### [WHAT YOU WILL DO]
Rewrite the stretch from the start of the records through the line containing "title-block: March 2024", substituting "bounding rectangles" for "bounding boxes" and leaving everything else as it is.
## start SOURCE MATERIAL
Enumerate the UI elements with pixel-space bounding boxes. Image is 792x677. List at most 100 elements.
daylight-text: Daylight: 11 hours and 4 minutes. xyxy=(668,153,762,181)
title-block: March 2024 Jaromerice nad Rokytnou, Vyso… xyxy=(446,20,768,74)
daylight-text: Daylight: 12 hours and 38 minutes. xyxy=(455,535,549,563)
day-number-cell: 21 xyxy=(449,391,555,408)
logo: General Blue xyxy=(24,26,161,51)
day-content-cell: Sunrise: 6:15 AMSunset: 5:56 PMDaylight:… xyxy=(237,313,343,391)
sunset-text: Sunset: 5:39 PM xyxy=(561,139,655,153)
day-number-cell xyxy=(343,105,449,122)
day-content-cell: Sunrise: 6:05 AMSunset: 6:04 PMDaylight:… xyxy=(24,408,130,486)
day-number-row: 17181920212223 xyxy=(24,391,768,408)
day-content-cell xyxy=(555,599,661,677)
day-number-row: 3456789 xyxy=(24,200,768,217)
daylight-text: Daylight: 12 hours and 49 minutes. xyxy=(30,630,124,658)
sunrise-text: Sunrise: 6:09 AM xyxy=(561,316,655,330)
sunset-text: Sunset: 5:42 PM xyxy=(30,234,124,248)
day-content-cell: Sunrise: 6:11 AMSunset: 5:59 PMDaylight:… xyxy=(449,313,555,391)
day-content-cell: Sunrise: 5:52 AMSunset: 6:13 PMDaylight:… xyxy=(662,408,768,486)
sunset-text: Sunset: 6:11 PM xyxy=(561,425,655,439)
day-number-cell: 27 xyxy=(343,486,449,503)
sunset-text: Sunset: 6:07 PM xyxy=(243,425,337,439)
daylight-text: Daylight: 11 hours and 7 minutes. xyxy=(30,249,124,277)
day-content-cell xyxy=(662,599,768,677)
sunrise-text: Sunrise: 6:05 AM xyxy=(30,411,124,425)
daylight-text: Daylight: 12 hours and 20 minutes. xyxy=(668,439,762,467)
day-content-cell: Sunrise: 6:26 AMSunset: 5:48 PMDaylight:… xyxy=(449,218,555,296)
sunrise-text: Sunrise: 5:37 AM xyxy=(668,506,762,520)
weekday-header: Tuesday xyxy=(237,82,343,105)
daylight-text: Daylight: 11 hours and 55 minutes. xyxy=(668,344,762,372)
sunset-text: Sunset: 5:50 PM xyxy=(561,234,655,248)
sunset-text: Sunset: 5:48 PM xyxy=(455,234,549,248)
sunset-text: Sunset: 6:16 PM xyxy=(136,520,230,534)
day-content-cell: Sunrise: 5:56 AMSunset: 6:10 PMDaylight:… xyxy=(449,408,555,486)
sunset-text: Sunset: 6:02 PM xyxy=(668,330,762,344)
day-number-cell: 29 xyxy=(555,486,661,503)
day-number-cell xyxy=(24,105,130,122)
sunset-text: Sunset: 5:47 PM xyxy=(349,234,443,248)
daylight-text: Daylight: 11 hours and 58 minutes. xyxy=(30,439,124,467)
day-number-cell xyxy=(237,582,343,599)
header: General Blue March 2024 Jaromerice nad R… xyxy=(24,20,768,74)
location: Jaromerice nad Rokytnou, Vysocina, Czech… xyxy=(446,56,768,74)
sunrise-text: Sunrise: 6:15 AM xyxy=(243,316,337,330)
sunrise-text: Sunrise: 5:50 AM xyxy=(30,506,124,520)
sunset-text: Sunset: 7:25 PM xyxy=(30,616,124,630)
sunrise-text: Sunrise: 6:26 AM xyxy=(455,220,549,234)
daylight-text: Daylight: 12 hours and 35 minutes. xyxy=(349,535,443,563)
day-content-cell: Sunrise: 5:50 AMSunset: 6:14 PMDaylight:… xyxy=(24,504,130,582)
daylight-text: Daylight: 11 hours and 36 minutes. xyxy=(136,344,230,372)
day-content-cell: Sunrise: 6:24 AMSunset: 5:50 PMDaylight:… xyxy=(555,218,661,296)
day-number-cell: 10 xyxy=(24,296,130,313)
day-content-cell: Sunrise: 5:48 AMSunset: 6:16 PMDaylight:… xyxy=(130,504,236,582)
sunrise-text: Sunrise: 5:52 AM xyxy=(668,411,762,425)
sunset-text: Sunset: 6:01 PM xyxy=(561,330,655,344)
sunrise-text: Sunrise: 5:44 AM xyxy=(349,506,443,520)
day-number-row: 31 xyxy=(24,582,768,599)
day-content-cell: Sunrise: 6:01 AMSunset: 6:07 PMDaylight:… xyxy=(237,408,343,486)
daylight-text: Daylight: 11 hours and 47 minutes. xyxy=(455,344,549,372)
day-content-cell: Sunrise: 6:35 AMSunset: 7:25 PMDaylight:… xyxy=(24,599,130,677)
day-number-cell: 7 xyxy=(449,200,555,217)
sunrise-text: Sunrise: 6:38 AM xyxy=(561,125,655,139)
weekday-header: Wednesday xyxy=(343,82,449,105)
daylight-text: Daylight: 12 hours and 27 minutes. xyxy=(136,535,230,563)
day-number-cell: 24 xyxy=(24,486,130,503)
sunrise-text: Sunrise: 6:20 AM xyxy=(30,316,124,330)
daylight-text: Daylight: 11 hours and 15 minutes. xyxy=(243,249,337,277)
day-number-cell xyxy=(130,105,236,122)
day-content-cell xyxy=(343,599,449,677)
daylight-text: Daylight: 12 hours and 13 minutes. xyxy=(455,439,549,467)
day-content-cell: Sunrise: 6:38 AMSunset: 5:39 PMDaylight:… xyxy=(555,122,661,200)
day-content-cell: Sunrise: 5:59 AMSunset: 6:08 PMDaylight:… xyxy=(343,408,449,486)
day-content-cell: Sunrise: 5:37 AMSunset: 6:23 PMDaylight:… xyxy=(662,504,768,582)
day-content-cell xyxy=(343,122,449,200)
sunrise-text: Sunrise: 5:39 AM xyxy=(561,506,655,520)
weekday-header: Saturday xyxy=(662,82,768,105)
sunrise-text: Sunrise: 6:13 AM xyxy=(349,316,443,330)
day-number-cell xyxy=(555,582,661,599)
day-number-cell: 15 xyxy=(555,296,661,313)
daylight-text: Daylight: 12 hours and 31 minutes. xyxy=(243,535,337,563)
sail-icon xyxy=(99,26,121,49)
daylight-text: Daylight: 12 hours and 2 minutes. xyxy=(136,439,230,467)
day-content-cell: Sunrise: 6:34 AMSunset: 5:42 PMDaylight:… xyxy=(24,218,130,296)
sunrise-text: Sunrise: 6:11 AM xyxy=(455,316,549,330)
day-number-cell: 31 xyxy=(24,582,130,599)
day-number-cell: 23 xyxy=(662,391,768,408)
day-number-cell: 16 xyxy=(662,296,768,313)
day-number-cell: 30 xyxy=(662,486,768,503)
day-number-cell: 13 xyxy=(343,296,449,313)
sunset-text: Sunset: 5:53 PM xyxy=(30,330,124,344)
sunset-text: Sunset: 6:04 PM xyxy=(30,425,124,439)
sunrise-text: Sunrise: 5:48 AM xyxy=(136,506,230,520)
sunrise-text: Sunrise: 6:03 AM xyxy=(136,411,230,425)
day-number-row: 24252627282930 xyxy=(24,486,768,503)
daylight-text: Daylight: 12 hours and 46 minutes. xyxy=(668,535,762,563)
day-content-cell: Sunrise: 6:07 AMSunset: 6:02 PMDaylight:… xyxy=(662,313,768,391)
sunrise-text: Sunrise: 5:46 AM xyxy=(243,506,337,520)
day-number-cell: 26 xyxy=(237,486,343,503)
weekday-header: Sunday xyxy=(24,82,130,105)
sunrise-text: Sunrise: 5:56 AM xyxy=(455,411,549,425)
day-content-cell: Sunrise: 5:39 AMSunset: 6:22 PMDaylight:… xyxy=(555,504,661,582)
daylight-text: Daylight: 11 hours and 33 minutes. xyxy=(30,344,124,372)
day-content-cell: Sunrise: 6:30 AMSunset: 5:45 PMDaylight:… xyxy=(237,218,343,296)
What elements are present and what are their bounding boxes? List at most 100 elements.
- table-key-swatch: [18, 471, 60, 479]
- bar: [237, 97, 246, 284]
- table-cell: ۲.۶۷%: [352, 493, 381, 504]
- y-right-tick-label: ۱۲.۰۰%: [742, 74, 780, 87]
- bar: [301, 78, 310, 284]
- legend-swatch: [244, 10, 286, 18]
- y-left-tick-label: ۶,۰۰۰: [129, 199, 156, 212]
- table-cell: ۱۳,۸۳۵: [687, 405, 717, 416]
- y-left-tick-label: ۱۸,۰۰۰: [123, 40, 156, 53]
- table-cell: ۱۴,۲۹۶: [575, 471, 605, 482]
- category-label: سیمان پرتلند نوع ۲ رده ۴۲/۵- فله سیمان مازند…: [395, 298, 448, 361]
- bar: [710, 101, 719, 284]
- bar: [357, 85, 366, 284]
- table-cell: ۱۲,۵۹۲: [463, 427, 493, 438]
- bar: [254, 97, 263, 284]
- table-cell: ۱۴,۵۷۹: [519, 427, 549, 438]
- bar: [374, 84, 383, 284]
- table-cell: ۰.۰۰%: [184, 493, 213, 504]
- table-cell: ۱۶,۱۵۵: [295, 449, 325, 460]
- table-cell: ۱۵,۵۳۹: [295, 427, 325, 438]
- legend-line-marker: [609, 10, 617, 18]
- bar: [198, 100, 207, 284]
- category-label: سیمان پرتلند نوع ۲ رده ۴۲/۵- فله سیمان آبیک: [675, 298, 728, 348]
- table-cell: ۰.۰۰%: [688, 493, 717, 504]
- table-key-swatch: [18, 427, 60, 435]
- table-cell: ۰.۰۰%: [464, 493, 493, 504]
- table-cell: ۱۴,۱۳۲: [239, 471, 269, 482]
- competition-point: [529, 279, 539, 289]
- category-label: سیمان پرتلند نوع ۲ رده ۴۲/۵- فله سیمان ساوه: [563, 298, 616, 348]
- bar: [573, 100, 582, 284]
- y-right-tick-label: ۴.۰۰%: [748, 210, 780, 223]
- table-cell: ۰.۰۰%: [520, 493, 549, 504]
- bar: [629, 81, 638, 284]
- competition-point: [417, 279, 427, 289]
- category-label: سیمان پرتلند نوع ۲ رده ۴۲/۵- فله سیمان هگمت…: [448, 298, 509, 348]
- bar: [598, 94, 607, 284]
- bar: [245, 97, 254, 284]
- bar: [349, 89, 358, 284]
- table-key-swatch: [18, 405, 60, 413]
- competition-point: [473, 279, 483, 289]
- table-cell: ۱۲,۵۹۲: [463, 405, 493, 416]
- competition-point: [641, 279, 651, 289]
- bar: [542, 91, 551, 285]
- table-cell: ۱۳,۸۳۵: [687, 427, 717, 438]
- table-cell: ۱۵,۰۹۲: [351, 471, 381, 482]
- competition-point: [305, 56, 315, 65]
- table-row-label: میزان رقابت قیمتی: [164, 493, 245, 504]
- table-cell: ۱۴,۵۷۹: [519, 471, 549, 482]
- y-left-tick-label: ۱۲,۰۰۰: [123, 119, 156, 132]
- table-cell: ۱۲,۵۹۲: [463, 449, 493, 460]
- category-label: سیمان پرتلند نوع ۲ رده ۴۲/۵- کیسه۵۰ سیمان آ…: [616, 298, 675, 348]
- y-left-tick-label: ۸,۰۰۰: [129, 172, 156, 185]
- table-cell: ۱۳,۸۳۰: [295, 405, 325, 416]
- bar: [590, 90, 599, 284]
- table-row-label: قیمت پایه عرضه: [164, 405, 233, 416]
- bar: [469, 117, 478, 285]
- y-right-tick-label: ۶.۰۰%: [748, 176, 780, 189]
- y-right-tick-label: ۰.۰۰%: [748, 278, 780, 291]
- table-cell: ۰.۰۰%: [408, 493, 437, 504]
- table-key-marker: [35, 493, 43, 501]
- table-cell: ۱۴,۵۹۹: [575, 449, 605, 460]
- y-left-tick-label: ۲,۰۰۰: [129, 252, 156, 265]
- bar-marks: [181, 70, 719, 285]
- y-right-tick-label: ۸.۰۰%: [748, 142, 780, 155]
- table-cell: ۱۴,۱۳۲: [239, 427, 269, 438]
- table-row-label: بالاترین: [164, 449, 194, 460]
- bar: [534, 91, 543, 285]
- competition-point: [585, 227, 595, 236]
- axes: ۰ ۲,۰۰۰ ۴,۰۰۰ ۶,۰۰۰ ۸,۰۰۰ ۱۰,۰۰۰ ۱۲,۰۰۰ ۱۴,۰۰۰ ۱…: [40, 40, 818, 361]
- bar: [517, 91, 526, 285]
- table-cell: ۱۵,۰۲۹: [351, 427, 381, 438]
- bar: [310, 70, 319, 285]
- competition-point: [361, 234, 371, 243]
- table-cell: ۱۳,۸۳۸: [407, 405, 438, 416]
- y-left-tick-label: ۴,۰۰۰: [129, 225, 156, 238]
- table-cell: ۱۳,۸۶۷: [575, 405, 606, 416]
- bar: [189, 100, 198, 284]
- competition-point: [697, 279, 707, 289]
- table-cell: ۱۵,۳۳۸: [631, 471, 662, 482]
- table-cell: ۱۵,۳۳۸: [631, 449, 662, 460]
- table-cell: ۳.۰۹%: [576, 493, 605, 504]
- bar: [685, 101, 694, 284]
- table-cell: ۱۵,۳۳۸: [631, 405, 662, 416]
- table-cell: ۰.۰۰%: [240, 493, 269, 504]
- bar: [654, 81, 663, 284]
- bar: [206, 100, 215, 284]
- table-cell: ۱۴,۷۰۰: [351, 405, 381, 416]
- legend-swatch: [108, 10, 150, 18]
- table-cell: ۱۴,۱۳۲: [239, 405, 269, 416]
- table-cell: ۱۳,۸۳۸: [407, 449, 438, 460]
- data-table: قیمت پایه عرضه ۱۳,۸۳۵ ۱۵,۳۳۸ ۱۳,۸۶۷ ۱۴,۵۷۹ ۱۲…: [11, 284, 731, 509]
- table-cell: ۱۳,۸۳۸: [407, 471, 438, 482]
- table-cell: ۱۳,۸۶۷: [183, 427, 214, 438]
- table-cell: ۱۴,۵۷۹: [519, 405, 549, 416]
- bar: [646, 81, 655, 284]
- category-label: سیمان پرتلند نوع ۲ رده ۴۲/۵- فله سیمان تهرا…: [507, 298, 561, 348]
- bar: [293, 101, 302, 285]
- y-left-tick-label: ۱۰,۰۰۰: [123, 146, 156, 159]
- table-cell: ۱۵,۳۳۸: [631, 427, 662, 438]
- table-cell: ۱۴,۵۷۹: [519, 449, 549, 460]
## end SOURCE MATERIAL
### [THE ANSWER]
Enumerate the UI elements with pixel-space bounding rectangles. Image is 792x677. List at most 100 elements.
daylight-text: Daylight: 11 hours and 4 minutes. xyxy=(668,153,762,181)
title-block: March 2024 Jaromerice nad Rokytnou, Vyso… xyxy=(446,20,768,74)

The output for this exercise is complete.